REQUEST =
Sort through the data and copy the lines holding the word "this".

○ ○ ○ ○ ○

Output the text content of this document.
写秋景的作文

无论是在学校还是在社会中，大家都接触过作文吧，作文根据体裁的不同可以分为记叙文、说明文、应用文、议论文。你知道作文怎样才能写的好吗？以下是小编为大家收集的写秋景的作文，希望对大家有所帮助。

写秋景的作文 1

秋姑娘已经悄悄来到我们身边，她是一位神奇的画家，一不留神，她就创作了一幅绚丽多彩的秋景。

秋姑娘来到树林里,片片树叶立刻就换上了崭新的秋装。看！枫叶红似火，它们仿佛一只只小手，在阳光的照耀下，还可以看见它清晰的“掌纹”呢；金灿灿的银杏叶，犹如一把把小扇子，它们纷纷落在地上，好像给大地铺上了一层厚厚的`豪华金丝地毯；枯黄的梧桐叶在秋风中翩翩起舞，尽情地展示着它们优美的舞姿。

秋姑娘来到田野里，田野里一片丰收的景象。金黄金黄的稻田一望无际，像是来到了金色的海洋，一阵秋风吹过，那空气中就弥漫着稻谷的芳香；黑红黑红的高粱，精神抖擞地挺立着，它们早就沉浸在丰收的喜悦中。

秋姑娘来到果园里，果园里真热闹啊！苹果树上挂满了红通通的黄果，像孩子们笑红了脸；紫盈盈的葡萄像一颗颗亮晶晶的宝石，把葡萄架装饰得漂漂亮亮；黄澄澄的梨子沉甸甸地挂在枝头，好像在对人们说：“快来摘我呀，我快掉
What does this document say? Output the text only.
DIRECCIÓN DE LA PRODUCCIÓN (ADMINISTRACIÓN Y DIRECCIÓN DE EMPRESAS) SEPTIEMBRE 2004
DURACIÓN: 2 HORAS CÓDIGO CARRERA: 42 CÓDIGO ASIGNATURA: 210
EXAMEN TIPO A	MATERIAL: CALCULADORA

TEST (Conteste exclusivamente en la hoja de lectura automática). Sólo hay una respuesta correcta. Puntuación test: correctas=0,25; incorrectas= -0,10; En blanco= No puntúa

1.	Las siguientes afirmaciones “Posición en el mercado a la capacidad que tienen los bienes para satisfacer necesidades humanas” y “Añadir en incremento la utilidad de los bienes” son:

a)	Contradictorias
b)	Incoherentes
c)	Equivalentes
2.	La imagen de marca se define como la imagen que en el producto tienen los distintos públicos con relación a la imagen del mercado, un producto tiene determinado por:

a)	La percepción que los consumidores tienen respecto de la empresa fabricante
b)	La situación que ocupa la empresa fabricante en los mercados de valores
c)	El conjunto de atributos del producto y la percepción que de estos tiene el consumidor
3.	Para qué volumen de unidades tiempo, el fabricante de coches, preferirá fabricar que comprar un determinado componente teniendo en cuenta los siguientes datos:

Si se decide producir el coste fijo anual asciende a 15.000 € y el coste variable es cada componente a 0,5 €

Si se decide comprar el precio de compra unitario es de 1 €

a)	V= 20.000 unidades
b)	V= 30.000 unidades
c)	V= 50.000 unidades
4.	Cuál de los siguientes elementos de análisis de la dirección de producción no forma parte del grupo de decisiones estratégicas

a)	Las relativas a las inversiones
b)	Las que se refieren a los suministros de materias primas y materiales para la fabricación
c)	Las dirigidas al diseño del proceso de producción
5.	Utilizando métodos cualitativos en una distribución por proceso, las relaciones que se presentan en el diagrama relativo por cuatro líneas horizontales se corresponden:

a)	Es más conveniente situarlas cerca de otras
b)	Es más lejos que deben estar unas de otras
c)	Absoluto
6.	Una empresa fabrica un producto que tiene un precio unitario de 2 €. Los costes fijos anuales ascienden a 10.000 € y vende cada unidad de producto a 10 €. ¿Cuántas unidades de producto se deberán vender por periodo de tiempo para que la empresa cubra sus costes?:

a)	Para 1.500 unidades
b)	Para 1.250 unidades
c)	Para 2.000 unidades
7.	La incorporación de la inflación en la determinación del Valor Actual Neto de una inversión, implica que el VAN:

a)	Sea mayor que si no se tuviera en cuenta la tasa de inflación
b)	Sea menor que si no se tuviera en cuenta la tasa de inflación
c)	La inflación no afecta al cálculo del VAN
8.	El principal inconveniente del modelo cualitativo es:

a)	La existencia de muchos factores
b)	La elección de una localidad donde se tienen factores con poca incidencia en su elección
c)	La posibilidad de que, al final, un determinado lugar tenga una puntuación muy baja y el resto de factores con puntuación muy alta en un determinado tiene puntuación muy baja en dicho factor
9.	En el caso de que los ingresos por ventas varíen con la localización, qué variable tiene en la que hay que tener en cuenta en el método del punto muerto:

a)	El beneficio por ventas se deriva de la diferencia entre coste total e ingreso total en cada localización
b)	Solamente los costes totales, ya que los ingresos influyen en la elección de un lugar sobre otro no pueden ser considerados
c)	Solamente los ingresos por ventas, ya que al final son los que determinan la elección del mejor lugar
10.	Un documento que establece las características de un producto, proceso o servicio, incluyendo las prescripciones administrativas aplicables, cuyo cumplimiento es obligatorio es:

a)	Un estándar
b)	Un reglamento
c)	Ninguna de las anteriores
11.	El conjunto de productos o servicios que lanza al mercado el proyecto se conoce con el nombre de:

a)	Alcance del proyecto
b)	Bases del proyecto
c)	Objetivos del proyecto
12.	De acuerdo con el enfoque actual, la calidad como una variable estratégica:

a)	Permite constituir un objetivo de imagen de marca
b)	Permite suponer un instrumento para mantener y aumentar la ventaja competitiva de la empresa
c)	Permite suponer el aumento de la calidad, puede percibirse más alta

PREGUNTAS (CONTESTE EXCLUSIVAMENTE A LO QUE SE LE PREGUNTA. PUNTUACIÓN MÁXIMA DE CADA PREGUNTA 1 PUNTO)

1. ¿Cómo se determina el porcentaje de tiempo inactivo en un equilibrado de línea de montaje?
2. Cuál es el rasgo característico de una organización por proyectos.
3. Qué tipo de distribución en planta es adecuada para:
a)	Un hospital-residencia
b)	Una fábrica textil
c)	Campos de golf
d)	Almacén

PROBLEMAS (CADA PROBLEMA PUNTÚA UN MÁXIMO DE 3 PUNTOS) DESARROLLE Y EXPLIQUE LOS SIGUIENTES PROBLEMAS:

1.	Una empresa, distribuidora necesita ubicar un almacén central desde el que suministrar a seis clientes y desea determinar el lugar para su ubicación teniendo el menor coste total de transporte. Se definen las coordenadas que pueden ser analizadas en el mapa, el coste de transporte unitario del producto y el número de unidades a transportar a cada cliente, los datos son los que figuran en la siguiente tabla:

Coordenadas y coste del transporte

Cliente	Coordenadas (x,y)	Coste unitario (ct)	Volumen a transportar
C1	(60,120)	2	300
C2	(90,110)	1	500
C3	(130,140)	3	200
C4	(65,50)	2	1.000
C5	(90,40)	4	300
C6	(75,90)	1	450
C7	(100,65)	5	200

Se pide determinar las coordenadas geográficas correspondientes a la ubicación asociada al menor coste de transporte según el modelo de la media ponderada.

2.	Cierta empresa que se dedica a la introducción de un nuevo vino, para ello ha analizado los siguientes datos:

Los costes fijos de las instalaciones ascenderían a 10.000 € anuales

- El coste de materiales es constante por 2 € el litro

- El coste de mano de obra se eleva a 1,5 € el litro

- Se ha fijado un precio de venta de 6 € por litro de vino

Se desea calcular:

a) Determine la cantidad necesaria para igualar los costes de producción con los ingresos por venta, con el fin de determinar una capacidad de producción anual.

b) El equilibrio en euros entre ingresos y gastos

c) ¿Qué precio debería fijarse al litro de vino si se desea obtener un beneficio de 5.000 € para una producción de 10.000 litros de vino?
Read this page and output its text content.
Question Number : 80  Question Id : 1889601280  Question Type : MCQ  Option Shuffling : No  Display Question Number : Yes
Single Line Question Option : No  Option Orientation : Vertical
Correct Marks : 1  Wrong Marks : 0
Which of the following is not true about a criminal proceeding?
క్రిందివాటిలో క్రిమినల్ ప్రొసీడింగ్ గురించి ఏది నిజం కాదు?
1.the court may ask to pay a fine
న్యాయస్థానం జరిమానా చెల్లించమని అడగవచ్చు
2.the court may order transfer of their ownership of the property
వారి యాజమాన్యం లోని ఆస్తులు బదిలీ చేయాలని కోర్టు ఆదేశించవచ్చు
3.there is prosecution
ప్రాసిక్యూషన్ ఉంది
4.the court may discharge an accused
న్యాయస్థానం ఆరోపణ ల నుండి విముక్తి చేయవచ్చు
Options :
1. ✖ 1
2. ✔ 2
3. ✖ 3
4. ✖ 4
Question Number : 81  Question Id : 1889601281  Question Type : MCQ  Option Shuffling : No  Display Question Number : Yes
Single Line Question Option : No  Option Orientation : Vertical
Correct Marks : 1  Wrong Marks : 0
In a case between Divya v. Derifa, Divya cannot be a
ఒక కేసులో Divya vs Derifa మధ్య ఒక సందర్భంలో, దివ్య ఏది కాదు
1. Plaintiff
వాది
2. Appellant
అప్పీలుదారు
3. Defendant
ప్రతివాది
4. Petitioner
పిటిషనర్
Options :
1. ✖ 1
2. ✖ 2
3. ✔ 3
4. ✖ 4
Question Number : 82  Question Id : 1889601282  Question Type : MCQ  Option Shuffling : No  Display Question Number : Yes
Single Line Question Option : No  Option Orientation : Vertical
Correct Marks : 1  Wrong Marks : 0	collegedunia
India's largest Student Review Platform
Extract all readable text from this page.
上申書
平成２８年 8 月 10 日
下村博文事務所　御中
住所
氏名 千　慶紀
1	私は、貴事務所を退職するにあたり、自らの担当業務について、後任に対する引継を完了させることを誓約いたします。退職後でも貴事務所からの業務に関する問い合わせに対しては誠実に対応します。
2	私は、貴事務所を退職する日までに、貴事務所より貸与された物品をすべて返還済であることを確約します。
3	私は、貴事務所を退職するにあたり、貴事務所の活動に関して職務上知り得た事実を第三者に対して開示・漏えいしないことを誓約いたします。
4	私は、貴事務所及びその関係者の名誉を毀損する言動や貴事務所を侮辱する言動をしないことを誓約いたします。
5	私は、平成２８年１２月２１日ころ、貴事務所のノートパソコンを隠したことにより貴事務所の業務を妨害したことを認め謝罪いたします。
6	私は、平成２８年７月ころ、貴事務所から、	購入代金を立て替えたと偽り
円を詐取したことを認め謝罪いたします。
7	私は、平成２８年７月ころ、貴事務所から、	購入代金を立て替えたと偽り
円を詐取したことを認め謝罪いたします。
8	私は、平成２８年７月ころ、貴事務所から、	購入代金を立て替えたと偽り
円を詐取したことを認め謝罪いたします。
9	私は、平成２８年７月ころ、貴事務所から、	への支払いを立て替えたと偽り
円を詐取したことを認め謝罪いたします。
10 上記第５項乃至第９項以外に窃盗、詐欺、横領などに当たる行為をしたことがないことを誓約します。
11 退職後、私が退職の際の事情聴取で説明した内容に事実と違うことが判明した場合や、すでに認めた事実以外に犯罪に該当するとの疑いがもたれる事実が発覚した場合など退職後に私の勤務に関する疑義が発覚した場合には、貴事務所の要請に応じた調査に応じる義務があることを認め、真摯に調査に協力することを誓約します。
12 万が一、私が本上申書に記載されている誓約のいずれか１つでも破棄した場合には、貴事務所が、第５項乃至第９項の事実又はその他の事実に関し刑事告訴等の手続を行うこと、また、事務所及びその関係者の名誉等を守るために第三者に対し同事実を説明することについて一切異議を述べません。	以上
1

○ ○ ○ ○ ○

OUTPUT OF THE EXERCISE =
Output the text content of this document.
What does this document say? Output the text only.
Read this page and output its text content.
Extract all readable text from this page.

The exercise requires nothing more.